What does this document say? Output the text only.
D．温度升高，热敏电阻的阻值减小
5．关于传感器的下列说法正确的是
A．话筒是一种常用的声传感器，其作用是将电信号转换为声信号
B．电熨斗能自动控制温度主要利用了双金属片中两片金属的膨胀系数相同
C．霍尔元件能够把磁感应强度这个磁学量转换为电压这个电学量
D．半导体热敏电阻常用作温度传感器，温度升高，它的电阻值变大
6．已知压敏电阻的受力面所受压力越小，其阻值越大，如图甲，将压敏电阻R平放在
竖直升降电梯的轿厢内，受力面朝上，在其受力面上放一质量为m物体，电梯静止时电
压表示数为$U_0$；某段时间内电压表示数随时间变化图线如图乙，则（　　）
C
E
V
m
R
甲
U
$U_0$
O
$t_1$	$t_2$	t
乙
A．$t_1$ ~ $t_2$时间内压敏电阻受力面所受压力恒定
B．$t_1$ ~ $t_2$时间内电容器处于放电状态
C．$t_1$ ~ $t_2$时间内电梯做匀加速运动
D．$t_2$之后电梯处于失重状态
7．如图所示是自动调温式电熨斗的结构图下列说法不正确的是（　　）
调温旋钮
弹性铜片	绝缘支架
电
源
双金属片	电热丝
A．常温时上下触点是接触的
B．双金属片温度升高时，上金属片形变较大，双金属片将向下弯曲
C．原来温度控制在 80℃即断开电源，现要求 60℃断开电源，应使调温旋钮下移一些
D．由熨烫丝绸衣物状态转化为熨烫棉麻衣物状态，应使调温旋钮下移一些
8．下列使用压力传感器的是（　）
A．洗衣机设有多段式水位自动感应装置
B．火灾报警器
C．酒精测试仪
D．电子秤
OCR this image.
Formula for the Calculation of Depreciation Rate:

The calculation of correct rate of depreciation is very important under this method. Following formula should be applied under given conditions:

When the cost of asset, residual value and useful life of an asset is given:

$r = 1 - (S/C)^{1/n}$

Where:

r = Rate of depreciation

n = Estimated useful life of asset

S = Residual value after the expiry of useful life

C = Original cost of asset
---+---
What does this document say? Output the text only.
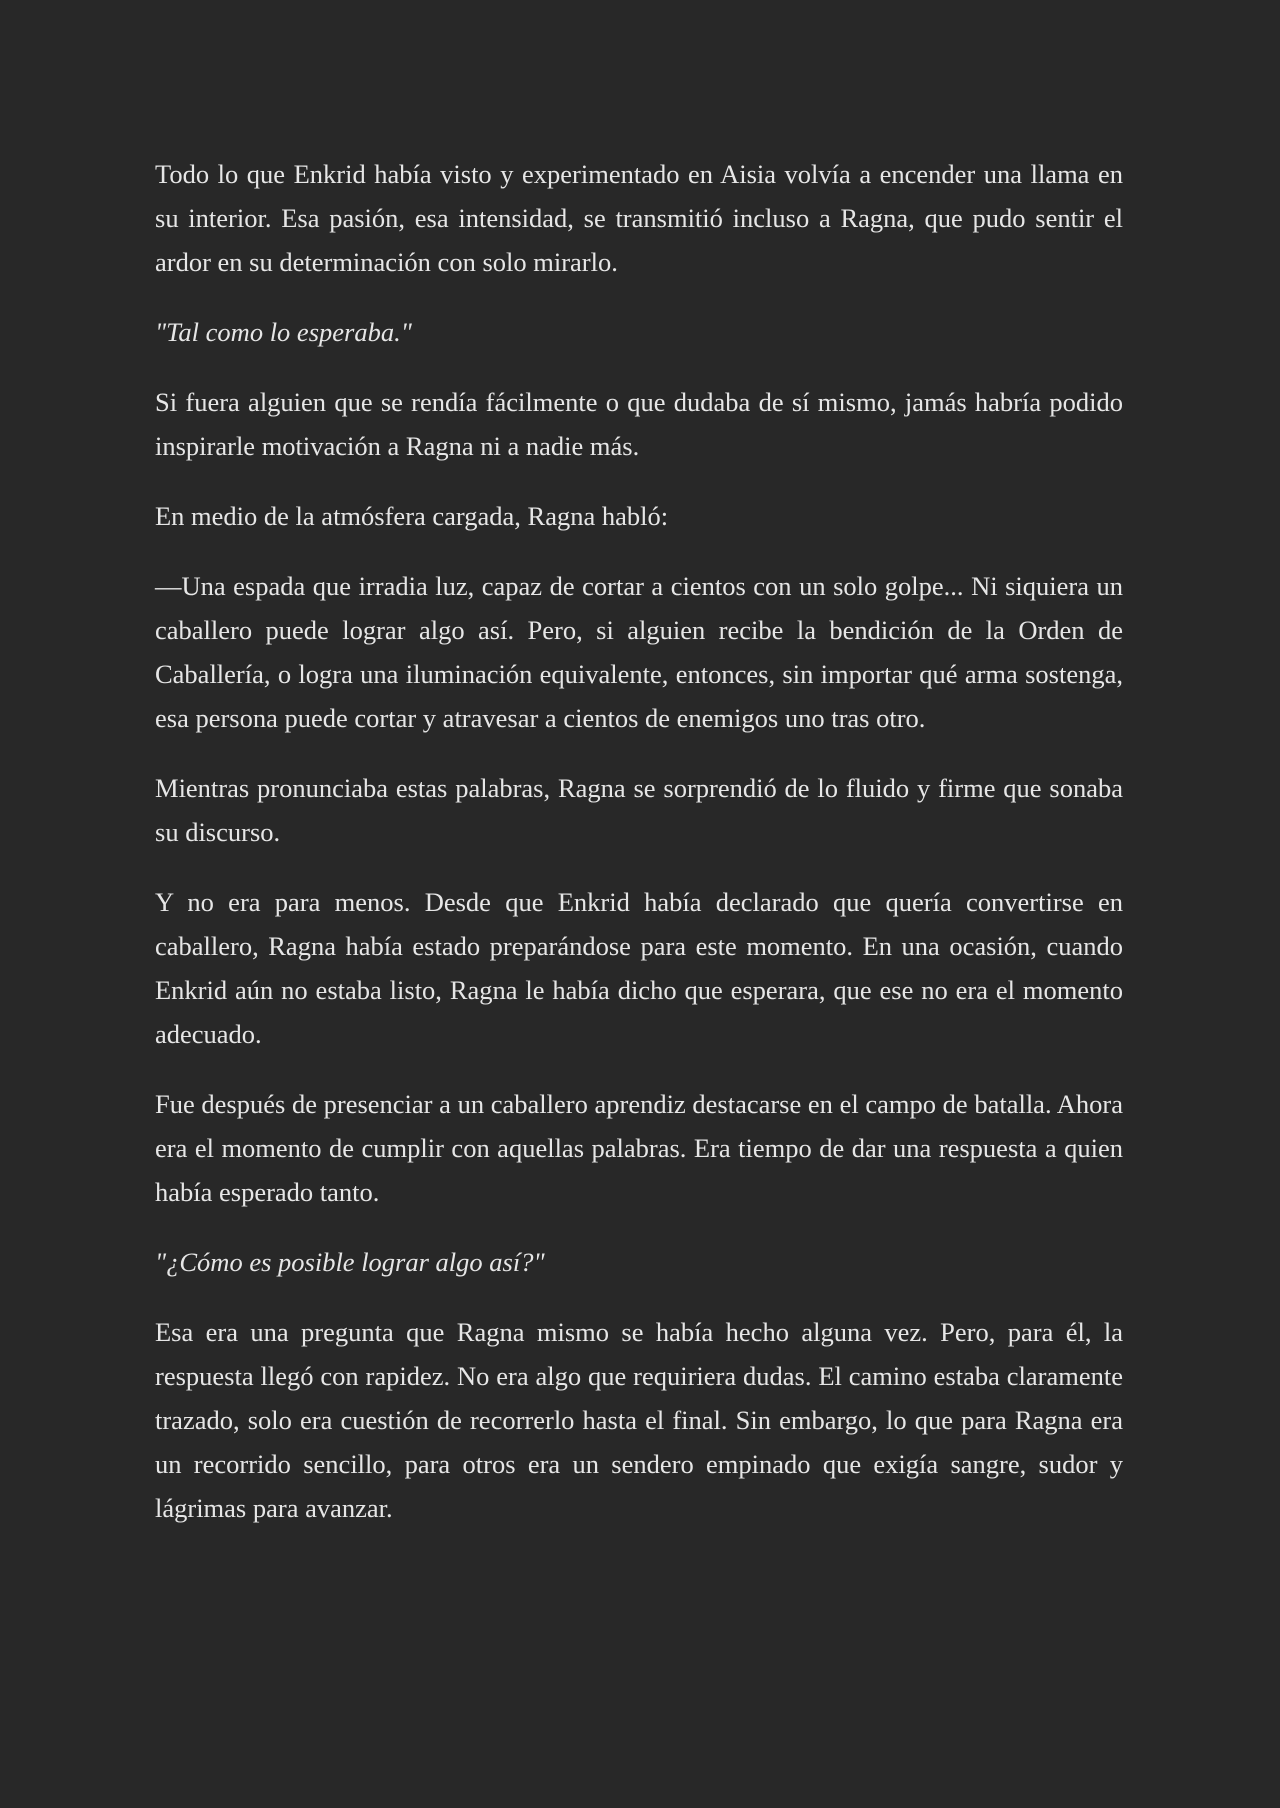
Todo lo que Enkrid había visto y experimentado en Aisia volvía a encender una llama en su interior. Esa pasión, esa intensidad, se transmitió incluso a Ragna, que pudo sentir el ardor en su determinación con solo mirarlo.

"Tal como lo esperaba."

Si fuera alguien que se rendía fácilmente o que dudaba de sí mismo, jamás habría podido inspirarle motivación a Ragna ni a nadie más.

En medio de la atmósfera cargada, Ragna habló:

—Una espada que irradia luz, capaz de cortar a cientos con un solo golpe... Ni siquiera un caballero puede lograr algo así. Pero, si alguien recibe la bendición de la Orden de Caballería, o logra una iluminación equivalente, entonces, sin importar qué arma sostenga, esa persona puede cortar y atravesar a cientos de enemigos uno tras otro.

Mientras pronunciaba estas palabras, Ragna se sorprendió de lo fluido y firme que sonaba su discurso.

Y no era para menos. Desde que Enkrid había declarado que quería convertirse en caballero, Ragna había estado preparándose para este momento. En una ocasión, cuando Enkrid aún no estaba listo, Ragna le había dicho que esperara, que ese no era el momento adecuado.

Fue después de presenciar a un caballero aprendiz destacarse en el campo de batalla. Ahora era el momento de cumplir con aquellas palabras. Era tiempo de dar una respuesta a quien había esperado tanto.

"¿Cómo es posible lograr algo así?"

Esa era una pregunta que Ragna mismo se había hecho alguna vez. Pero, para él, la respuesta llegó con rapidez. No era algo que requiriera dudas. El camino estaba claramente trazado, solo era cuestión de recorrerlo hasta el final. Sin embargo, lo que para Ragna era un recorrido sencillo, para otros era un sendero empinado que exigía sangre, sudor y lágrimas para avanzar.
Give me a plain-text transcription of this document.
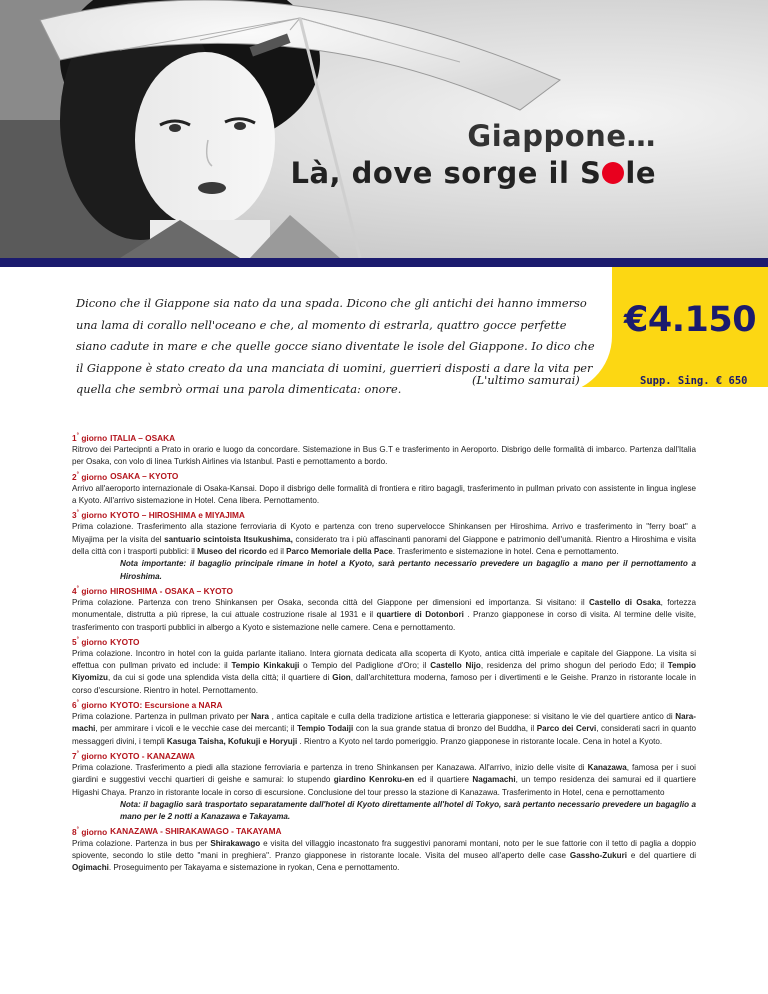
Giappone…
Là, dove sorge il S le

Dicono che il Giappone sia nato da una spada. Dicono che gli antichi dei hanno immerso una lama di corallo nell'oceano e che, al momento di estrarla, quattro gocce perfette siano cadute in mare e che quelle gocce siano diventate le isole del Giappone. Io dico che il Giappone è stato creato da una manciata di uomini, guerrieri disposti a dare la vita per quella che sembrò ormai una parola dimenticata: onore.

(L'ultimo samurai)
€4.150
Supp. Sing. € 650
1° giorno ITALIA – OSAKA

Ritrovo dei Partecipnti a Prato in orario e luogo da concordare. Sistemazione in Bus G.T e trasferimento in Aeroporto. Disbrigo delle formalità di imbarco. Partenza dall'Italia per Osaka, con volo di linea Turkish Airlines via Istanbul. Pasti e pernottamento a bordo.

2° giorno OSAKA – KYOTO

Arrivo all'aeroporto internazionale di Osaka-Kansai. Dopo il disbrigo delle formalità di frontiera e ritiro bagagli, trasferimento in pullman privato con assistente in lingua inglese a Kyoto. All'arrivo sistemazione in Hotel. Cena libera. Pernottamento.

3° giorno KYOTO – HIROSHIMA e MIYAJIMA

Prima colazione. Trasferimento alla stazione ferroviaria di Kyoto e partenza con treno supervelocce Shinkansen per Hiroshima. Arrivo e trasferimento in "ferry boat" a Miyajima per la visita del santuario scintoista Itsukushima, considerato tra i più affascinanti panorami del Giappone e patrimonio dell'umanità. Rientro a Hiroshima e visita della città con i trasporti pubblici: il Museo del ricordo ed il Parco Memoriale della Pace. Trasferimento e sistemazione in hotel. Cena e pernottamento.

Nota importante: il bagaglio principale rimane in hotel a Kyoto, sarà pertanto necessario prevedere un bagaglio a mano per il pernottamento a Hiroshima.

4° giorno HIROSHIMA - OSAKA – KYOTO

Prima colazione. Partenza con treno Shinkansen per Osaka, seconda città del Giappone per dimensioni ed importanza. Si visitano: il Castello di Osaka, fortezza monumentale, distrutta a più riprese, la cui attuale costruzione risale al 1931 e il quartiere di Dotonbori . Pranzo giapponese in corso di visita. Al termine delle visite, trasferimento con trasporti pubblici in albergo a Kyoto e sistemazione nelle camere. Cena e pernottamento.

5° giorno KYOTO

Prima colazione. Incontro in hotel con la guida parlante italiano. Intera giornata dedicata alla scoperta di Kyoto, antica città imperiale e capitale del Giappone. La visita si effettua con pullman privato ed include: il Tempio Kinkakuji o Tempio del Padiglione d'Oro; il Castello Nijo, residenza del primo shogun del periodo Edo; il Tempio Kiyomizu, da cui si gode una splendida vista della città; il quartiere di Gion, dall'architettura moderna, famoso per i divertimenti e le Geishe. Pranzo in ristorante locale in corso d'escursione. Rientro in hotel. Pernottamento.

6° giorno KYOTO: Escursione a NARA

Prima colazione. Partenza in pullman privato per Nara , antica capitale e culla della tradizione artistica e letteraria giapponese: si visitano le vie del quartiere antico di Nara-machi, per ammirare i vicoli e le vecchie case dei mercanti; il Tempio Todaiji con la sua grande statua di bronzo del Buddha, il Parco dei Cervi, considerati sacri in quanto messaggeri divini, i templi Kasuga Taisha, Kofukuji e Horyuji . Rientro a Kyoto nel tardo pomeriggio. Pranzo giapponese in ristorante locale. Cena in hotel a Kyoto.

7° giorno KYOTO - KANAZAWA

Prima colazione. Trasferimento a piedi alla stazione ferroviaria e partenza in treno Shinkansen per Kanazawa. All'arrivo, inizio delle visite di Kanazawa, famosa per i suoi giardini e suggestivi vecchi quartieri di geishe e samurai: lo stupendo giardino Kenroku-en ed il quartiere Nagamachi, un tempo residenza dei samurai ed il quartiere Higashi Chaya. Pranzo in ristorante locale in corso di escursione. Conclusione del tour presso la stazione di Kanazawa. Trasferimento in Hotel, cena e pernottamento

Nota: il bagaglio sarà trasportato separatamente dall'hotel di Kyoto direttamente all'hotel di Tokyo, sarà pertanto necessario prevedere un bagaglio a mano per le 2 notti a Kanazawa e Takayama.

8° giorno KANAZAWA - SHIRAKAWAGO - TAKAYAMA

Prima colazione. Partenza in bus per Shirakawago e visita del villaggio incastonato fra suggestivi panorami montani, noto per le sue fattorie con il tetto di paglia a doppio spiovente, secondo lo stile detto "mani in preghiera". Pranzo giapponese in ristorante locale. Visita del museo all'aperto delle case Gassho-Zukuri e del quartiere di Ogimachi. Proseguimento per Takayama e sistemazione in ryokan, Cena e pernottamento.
---+---
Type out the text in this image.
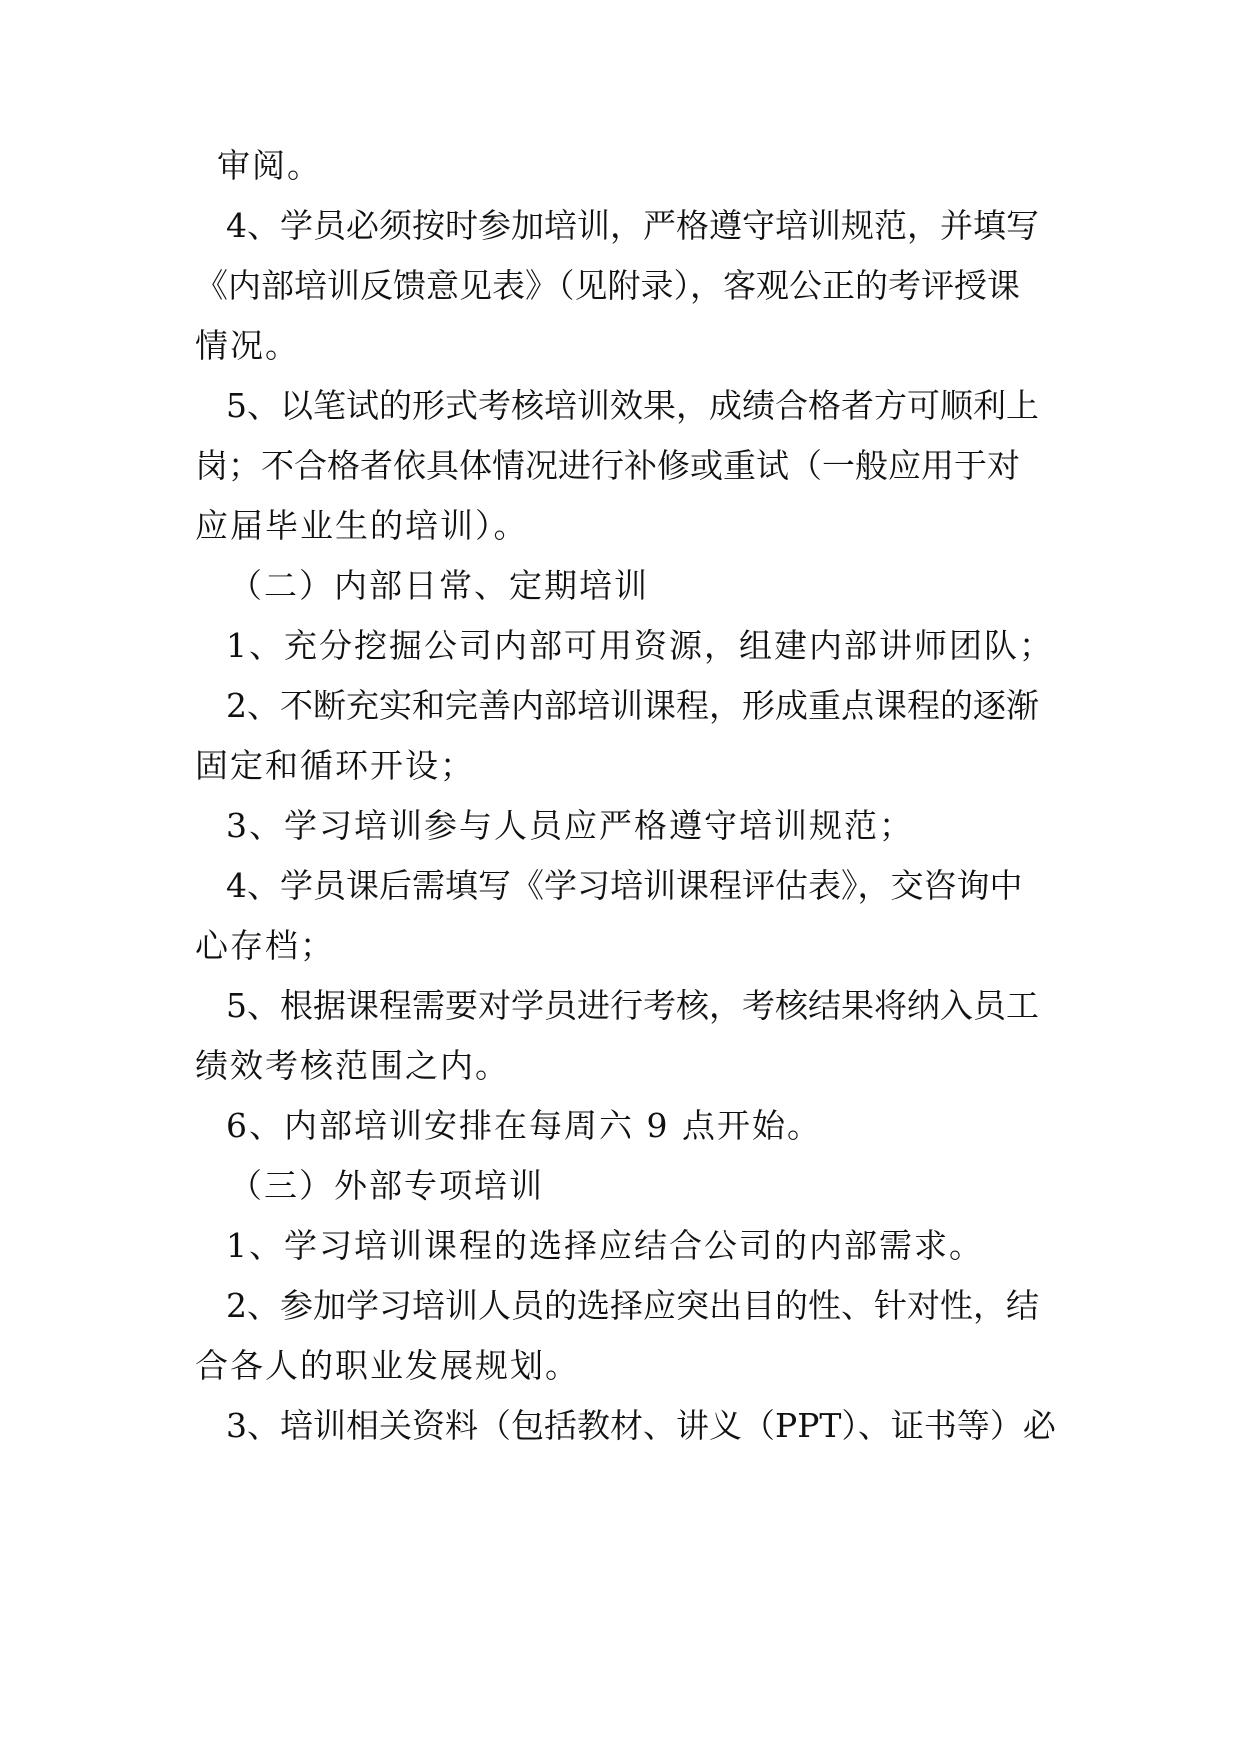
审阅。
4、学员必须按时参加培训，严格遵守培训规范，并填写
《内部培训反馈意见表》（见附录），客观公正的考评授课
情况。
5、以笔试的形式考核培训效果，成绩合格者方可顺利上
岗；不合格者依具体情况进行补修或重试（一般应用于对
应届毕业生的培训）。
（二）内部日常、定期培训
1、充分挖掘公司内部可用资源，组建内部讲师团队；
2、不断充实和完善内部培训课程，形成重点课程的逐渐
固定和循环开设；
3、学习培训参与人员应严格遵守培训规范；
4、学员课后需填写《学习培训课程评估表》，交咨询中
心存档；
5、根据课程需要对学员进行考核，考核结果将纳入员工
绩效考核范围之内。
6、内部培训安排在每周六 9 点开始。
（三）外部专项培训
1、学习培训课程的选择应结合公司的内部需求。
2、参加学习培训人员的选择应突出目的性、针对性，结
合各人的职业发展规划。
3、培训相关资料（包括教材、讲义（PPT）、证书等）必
---+---
Search the entries for the word "lograr" and pick out every line that holds it.

—Una espada que irradia luz, capaz de cortar a cientos con un solo golpe... Ni siquiera un caballero puede lograr algo así. Pero, si alguien recibe la bendición de la Orden de Caballería, o logra una iluminación equivalente, entonces, sin importar qué arma sostenga, esa persona puede cortar y atravesar a cientos de enemigos uno tras otro.
"¿Cómo es posible lograr algo así?"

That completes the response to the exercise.